* _INPUT DATA_
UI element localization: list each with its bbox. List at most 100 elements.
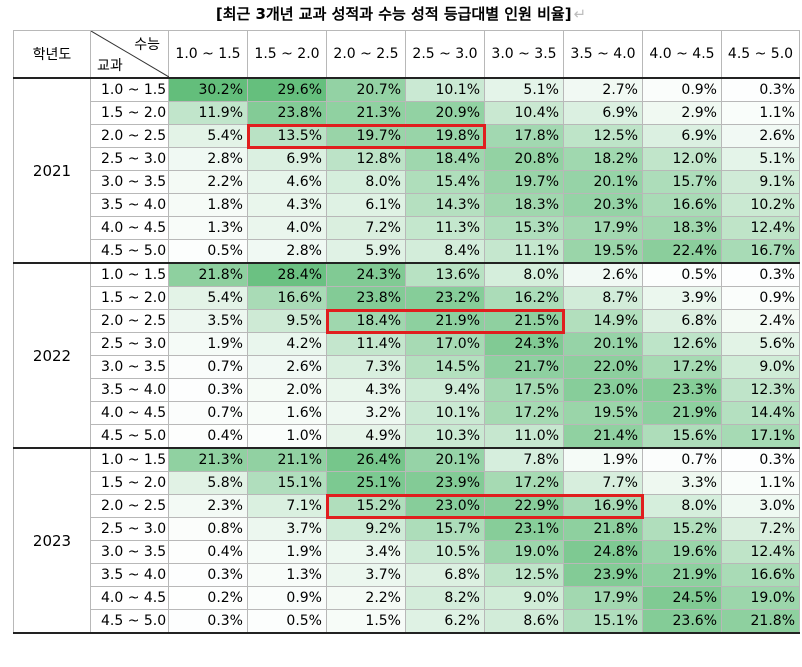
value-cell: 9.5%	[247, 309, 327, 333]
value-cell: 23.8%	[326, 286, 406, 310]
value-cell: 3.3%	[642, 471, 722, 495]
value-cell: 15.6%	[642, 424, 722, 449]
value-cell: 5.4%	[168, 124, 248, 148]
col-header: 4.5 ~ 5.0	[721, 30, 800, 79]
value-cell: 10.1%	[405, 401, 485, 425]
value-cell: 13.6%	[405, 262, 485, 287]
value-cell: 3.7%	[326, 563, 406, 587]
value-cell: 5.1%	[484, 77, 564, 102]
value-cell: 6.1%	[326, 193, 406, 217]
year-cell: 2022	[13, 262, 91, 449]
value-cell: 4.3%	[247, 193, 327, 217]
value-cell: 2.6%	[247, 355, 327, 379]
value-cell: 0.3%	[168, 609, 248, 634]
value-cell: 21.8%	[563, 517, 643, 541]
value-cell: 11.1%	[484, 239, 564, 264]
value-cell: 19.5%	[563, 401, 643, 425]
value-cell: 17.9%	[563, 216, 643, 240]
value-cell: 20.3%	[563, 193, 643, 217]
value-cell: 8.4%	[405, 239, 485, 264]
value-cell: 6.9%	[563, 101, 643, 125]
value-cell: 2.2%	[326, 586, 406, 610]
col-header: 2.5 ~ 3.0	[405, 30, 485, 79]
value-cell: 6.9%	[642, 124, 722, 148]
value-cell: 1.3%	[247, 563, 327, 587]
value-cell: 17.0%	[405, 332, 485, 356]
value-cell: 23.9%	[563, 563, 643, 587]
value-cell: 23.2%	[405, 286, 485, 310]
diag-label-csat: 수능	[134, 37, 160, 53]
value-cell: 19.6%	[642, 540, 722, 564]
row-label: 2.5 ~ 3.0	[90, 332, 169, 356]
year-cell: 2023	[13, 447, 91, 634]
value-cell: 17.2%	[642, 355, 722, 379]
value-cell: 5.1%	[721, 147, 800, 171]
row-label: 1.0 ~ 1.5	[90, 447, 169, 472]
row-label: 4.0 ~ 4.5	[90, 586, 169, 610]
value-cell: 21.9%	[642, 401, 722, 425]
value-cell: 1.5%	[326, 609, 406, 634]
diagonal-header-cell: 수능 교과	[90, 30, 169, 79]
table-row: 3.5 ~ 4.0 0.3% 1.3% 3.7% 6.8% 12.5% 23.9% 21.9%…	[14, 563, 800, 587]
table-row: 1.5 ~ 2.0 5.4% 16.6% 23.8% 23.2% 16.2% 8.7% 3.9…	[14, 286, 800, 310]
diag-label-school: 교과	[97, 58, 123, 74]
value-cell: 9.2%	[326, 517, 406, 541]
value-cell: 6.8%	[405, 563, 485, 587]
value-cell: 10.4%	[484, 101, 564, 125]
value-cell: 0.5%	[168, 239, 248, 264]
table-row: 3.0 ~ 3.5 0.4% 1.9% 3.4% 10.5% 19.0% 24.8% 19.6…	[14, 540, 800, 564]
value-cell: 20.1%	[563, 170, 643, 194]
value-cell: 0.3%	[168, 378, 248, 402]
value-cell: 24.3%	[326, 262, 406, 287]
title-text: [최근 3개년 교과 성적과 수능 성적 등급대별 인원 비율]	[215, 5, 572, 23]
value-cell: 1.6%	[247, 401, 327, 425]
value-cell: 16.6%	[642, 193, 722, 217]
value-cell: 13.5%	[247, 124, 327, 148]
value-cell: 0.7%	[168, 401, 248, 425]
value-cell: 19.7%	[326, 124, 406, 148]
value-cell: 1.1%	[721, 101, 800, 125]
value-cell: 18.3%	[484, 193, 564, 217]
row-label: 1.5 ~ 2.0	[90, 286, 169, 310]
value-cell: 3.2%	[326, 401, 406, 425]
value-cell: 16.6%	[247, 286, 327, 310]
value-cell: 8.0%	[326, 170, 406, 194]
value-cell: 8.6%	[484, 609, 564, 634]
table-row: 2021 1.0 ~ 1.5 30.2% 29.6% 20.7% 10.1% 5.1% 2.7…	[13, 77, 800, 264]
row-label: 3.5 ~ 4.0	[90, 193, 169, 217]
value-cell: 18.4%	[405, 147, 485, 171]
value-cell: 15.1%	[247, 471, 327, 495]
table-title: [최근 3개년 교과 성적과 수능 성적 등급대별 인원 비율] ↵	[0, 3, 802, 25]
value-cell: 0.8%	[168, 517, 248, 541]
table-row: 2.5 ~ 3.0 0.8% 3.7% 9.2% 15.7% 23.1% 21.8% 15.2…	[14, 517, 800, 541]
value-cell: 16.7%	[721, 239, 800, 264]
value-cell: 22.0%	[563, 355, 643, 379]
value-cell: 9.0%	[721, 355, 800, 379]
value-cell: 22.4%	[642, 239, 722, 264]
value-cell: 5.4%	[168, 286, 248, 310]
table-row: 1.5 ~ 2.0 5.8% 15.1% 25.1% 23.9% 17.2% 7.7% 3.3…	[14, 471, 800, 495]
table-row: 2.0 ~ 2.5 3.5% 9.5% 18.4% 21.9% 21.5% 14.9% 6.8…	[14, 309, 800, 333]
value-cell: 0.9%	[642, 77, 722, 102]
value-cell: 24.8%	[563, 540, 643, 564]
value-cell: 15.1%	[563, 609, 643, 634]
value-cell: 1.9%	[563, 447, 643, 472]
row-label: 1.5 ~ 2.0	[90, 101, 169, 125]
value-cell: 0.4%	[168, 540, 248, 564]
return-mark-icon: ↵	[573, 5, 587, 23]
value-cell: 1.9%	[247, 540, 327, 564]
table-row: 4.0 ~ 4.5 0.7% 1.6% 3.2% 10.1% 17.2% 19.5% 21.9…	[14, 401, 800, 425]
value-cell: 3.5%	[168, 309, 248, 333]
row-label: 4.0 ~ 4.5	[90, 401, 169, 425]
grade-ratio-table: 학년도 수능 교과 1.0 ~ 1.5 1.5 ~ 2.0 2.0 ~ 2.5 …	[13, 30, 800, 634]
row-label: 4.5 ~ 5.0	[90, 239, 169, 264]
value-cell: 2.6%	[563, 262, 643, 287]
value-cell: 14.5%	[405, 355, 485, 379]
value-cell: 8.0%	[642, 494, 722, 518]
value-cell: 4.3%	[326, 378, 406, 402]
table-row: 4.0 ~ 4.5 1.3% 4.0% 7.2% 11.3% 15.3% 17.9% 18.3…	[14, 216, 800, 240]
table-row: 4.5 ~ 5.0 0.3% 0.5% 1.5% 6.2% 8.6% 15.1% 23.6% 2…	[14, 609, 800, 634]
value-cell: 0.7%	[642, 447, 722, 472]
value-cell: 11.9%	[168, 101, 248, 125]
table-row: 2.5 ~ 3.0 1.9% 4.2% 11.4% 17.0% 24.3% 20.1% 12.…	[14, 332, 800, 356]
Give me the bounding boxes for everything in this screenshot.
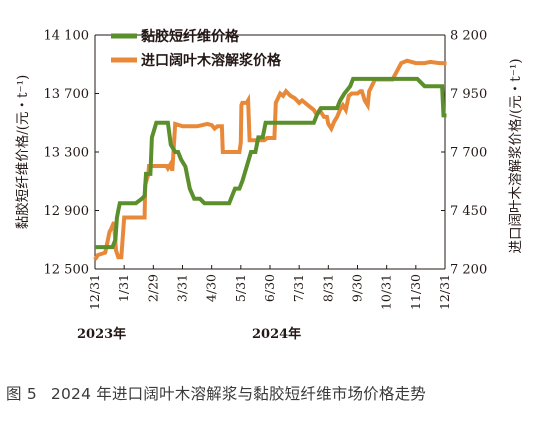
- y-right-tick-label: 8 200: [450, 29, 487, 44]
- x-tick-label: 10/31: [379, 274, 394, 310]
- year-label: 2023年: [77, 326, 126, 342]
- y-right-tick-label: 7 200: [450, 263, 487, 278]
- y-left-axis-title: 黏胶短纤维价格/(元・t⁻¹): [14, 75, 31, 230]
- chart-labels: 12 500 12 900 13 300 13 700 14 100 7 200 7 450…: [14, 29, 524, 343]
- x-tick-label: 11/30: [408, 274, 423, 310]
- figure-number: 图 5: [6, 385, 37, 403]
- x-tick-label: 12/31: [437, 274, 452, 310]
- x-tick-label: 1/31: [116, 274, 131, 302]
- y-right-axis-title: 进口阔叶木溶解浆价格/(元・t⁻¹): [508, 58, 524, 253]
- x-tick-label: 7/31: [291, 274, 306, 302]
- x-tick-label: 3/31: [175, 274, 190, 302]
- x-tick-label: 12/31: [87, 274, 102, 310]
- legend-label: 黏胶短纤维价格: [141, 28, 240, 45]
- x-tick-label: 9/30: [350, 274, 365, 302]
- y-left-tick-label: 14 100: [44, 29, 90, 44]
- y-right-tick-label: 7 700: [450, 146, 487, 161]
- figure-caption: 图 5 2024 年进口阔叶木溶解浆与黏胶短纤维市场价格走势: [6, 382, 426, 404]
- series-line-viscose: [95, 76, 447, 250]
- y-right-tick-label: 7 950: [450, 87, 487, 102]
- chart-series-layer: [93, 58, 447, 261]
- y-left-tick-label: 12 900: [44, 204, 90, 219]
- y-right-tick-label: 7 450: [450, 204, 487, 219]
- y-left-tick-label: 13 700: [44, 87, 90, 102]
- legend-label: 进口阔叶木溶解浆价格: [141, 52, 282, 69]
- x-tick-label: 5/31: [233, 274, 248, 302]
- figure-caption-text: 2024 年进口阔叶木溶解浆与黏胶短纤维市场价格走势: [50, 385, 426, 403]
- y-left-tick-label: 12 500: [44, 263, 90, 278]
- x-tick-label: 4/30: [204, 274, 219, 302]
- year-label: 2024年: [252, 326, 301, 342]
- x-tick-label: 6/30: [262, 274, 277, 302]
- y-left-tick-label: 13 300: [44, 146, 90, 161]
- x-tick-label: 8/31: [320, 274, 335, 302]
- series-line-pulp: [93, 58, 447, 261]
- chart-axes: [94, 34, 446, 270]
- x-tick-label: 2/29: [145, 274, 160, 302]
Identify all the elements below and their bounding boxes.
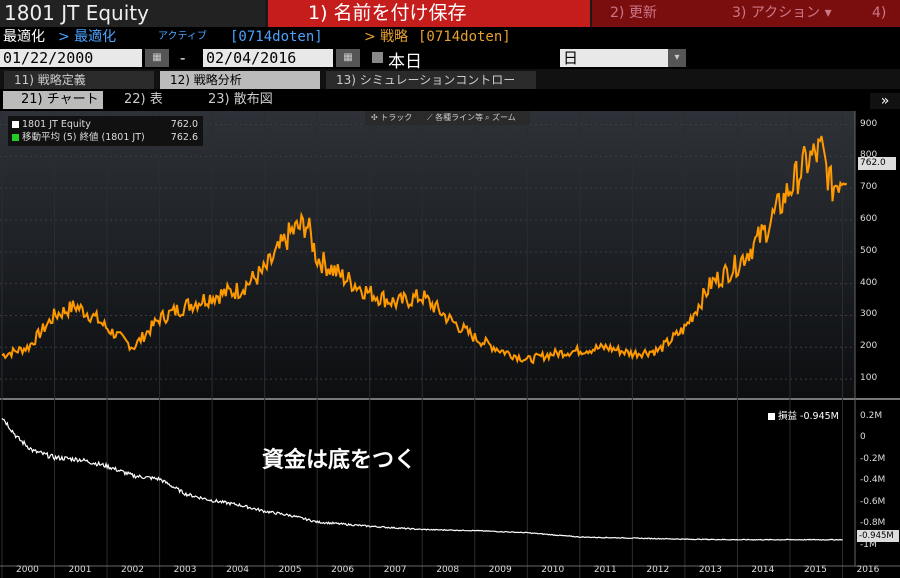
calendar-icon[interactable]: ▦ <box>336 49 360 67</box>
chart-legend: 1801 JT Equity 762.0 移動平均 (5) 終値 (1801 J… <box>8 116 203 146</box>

* _EXERCISE_
Reproduce, without changing a character, every line in the entries above from the one containing "- y-right-tick-label: 8" through the one containing "- series-line-viscose: [95, 76, 447, 250]", including both of those lines.

* _FINAL ANSWER_
- y-right-tick-label: 8 200: [450, 29, 487, 44]
- x-tick-label: 10/31: [379, 274, 394, 310]
- year-label: 2023年: [77, 326, 126, 342]
- y-right-tick-label: 7 200: [450, 263, 487, 278]
- y-left-axis-title: 黏胶短纤维价格/(元・t⁻¹): [14, 75, 31, 230]
- chart-labels: 12 500 12 900 13 300 13 700 14 100 7 200 7 450…: [14, 29, 524, 343]
- x-tick-label: 11/30: [408, 274, 423, 310]
- figure-number: 图 5: [6, 385, 37, 403]
- x-tick-label: 12/31: [437, 274, 452, 310]
- x-tick-label: 1/31: [116, 274, 131, 302]
- y-right-axis-title: 进口阔叶木溶解浆价格/(元・t⁻¹): [508, 58, 524, 253]
- x-tick-label: 7/31: [291, 274, 306, 302]
- x-tick-label: 3/31: [175, 274, 190, 302]
- x-tick-label: 12/31: [87, 274, 102, 310]
- legend-label: 黏胶短纤维价格: [141, 28, 240, 45]
- x-tick-label: 9/30: [350, 274, 365, 302]
- y-left-tick-label: 14 100: [44, 29, 90, 44]
- y-right-tick-label: 7 700: [450, 146, 487, 161]
- figure-caption: 图 5 2024 年进口阔叶木溶解浆与黏胶短纤维市场价格走势: [6, 382, 426, 404]
- series-line-viscose: [95, 76, 447, 250]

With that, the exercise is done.